──────── DATA SUPPLIED

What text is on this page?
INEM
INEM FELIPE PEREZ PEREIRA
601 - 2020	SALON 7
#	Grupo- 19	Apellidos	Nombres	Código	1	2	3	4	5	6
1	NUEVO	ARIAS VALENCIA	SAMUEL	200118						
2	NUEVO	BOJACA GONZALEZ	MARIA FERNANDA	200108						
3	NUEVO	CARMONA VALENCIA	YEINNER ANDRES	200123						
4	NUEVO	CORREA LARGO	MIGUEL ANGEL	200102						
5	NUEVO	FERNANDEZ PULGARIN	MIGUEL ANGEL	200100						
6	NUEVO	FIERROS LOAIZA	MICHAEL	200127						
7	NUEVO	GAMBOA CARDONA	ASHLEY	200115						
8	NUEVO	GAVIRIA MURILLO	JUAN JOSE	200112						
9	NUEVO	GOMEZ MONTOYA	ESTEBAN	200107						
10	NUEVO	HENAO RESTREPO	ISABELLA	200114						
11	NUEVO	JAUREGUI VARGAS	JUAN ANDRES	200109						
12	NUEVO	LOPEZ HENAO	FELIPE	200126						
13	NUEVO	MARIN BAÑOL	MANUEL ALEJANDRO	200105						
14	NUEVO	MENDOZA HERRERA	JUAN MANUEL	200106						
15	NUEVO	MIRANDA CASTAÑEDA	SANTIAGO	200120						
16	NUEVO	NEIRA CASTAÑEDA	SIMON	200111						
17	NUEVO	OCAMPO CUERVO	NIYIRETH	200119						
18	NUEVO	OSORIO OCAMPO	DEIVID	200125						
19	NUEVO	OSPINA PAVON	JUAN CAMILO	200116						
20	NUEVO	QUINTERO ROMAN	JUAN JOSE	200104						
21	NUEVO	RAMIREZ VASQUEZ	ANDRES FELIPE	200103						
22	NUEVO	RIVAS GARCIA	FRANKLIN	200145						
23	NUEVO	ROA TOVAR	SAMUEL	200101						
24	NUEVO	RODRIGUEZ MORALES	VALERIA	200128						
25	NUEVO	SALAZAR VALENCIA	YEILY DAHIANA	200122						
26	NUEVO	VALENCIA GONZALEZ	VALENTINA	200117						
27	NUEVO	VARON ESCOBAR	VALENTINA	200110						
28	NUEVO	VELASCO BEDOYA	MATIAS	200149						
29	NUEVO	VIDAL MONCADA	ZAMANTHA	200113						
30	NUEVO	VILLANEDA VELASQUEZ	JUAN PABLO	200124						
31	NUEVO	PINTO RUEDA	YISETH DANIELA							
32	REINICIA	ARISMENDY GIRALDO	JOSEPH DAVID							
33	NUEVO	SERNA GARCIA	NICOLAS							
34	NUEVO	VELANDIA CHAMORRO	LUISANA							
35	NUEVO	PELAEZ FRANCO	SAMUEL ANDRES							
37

────────────────

### [WHAT IS NEEDED]
Check each line of the data above for the string "ANDRES" and report only how many lines have it.

### [SOLVED PROBLEM]
4